▸ WHAT IS NEEDED: Starting at the top of the records and ending with the line that contains "x-tick-mark (463, 425, 464, 429)", output every line in that range as a Markdown table with the columns Row and Line. Include both end lines and omit any blank lines.

▸ LISTED RECORDS:
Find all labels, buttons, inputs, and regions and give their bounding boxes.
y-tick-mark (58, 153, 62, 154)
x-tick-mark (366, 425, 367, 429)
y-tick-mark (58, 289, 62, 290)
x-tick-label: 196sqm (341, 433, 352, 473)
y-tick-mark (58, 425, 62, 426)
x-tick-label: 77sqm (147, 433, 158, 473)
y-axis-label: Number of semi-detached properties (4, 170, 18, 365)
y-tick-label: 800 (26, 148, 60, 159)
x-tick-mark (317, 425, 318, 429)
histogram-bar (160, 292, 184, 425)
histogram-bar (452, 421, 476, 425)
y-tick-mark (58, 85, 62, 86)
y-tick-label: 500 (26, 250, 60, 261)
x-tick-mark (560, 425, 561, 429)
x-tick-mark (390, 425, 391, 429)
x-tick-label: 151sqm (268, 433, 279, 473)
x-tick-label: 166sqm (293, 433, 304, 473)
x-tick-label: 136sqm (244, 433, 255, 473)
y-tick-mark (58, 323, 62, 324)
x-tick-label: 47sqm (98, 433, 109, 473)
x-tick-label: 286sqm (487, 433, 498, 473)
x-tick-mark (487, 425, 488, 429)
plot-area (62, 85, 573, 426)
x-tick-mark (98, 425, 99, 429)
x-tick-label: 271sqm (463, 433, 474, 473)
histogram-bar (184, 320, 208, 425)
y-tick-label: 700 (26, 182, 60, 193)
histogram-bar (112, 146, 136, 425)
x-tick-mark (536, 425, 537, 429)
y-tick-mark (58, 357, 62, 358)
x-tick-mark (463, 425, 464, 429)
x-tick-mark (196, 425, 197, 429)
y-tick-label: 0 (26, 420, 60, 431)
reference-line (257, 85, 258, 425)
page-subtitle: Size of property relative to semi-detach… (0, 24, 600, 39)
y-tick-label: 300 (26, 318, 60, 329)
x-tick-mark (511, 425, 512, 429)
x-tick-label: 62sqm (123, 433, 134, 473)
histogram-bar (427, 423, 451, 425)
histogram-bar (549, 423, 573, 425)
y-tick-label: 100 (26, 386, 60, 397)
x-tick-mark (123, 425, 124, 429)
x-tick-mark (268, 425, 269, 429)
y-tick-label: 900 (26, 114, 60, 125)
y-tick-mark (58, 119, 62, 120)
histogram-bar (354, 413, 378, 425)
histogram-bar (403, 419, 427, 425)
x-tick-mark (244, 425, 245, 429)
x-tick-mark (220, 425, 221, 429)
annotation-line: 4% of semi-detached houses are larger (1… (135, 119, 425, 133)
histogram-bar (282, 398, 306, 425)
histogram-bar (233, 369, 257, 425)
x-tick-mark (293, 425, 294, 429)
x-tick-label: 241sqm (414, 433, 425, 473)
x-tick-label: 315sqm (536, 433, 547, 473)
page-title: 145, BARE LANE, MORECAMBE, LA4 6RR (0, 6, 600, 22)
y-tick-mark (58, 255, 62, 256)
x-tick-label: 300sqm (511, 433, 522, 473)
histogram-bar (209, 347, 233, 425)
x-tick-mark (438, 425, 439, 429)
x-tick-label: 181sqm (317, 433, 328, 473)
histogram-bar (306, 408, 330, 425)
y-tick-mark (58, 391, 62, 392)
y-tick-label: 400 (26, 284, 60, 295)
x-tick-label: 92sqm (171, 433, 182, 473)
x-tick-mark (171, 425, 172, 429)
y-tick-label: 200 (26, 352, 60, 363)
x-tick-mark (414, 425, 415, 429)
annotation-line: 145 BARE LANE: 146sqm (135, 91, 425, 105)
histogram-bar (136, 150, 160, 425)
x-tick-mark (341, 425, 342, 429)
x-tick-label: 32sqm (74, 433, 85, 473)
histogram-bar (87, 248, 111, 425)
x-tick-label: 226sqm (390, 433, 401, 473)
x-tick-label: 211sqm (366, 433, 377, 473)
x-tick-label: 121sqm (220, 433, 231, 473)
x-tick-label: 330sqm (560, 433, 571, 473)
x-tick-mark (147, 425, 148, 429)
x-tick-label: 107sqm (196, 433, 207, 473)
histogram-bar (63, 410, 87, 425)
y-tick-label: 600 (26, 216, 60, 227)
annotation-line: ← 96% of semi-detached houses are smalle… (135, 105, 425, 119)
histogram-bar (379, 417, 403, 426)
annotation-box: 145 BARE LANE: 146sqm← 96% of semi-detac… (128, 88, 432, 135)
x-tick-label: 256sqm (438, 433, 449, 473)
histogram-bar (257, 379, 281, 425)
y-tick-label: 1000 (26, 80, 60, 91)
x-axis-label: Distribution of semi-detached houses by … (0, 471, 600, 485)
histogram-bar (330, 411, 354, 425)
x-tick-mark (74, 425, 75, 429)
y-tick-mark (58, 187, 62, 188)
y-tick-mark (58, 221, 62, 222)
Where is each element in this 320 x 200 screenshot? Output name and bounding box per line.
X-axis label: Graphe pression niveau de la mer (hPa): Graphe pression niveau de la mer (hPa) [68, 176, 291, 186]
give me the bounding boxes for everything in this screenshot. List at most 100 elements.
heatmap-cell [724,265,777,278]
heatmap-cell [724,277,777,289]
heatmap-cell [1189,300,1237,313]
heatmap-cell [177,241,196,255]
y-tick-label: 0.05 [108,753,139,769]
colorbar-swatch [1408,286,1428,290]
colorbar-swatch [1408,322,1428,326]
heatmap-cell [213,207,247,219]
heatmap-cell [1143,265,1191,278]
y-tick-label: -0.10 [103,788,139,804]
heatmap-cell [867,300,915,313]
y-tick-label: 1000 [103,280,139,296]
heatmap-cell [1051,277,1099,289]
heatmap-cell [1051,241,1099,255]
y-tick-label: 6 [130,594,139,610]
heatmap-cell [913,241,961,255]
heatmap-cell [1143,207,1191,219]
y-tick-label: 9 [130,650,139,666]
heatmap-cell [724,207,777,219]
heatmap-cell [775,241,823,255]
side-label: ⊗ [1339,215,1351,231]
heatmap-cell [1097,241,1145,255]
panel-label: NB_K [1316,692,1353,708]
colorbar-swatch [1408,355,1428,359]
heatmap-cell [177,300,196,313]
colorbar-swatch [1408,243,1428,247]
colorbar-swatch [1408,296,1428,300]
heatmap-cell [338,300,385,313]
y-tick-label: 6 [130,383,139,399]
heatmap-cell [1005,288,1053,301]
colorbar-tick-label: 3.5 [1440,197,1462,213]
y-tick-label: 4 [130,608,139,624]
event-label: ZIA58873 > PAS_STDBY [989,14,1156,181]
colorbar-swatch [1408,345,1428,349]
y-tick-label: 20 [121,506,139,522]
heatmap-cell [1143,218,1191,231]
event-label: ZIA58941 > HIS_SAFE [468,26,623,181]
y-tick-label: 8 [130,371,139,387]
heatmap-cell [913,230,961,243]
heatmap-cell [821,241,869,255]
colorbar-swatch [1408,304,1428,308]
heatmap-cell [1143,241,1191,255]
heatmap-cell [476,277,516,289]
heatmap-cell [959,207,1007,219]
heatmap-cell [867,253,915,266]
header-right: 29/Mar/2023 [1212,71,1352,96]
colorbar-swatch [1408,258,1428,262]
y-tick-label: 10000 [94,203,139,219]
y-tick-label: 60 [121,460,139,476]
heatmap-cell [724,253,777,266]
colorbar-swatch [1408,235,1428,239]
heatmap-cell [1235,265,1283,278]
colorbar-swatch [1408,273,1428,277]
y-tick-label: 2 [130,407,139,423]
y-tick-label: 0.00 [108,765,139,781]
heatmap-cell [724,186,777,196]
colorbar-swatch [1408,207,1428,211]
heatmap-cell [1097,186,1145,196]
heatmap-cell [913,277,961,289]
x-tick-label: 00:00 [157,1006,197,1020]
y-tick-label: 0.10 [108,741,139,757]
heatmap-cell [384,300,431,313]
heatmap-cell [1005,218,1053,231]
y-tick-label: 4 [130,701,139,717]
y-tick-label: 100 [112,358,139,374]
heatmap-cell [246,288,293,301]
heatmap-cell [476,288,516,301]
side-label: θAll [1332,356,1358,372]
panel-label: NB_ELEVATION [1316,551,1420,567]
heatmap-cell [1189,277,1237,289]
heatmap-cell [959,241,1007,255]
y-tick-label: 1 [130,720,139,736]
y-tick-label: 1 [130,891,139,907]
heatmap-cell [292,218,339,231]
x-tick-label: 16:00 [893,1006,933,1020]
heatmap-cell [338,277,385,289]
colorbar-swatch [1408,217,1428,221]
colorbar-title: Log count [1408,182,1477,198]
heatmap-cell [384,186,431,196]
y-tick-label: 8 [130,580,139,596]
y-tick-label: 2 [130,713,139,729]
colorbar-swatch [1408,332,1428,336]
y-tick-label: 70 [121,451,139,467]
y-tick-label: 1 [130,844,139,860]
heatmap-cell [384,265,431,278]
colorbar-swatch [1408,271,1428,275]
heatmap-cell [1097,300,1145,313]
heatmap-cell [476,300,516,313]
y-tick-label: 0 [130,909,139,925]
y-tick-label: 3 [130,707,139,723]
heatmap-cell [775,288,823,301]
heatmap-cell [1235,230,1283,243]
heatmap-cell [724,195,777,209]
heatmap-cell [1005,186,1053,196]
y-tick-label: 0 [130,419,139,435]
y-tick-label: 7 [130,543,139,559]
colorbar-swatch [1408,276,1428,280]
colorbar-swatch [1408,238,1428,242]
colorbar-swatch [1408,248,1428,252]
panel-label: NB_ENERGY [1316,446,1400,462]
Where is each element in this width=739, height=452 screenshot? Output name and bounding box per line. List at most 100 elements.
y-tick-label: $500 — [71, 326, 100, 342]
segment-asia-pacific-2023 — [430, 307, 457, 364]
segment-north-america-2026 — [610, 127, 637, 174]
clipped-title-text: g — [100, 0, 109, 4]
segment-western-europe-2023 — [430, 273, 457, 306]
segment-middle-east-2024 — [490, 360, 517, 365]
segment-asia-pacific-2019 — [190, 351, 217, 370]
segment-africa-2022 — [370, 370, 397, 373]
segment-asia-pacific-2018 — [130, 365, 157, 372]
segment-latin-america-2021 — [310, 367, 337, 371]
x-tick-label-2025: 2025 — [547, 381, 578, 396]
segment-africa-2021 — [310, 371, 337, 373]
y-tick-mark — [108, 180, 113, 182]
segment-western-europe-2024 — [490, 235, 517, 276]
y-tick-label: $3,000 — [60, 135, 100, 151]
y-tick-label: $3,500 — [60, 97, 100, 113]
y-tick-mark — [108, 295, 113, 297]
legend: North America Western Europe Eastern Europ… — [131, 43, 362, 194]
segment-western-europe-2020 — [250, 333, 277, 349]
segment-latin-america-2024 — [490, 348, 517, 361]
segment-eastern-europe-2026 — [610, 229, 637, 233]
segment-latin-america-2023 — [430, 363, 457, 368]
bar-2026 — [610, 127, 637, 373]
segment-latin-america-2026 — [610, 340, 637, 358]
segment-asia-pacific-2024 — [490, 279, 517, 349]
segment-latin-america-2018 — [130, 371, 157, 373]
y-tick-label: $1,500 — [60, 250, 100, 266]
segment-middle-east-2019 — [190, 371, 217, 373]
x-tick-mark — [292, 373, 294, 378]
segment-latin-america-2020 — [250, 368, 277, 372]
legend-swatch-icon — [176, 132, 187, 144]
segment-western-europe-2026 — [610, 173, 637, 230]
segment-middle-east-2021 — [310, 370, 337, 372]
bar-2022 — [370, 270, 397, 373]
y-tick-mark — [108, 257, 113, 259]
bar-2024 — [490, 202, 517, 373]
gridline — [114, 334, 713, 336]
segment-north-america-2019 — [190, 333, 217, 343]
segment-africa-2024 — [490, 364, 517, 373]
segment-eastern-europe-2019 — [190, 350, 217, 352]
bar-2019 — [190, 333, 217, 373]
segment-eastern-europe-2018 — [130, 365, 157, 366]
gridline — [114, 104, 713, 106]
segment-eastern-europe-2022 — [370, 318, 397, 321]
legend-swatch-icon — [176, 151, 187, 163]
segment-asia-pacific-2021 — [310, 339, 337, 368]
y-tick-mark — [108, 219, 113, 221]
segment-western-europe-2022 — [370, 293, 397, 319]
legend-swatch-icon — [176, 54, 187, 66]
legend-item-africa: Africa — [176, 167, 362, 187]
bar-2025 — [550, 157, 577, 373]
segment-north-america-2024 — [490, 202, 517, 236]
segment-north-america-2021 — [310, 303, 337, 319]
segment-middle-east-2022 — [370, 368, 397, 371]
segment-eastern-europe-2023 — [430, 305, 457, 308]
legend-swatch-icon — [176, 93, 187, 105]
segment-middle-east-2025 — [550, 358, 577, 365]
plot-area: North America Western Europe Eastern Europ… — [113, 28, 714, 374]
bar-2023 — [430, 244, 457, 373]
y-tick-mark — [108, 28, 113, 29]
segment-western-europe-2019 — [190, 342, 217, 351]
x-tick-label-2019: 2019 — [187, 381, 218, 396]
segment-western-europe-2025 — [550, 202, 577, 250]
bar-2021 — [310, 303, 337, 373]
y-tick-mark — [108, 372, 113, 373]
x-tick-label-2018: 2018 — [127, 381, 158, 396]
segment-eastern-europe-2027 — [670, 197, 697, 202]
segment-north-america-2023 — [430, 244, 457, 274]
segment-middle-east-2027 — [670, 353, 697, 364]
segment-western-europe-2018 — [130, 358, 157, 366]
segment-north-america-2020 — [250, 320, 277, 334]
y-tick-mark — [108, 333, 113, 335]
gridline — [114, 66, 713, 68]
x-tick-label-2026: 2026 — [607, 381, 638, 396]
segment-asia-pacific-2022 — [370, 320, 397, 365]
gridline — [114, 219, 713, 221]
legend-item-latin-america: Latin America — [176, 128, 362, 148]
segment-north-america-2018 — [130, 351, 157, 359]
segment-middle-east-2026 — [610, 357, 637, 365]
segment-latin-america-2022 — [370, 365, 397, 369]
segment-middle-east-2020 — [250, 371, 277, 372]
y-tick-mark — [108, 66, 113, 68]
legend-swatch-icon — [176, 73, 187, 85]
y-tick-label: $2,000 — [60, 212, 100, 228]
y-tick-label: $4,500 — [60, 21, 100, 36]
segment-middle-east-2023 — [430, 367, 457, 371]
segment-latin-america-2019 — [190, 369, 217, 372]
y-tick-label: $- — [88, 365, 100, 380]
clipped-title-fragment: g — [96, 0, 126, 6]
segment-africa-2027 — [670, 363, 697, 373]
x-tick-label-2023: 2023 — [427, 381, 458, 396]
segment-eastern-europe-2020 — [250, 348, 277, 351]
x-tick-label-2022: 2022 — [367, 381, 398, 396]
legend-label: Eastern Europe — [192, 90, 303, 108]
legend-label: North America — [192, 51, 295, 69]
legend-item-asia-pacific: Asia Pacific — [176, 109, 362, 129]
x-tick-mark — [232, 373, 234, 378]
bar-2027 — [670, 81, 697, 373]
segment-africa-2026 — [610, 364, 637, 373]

▸ ANSWER TO THIS TASK:
| Row | Line |
|---|---|
| 1 | Find all labels, buttons, inputs, and regions and give their bounding boxes. |
| 2 | y-tick-mark (58, 153, 62, 154) |
| 3 | x-tick-mark (366, 425, 367, 429) |
| 4 | y-tick-mark (58, 289, 62, 290) |
| 5 | x-tick-label: 196sqm (341, 433, 352, 473) |
| 6 | y-tick-mark (58, 425, 62, 426) |
| 7 | x-tick-label: 77sqm (147, 433, 158, 473) |
| 8 | y-axis-label: Number of semi-detached properties (4, 170, 18, 365) |
| 9 | y-tick-label: 800 (26, 148, 60, 159) |
| 10 | x-tick-mark (317, 425, 318, 429) |
| 11 | histogram-bar (160, 292, 184, 425) |
| 12 | histogram-bar (452, 421, 476, 425) |
| 13 | y-tick-mark (58, 85, 62, 86) |
| 14 | y-tick-label: 500 (26, 250, 60, 261) |
| 15 | x-tick-mark (560, 425, 561, 429) |
| 16 | x-tick-mark (390, 425, 391, 429) |
| 17 | x-tick-label: 151sqm (268, 433, 279, 473) |
| 18 | x-tick-label: 166sqm (293, 433, 304, 473) |
| 19 | x-tick-label: 136sqm (244, 433, 255, 473) |
| 20 | y-tick-mark (58, 323, 62, 324) |
| 21 | x-tick-label: 47sqm (98, 433, 109, 473) |
| 22 | x-tick-label: 286sqm (487, 433, 498, 473) |
| 23 | x-tick-mark (487, 425, 488, 429) |
| 24 | plot-area (62, 85, 573, 426) |
| 25 | x-tick-mark (98, 425, 99, 429) |
| 26 | x-tick-label: 271sqm (463, 433, 474, 473) |
| 27 | histogram-bar (184, 320, 208, 425) |
| 28 | y-tick-label: 700 (26, 182, 60, 193) |
| 29 | histogram-bar (112, 146, 136, 425) |
| 30 | x-tick-mark (536, 425, 537, 429) |
| 31 | y-tick-mark (58, 357, 62, 358) |
| 32 | x-tick-mark (463, 425, 464, 429) |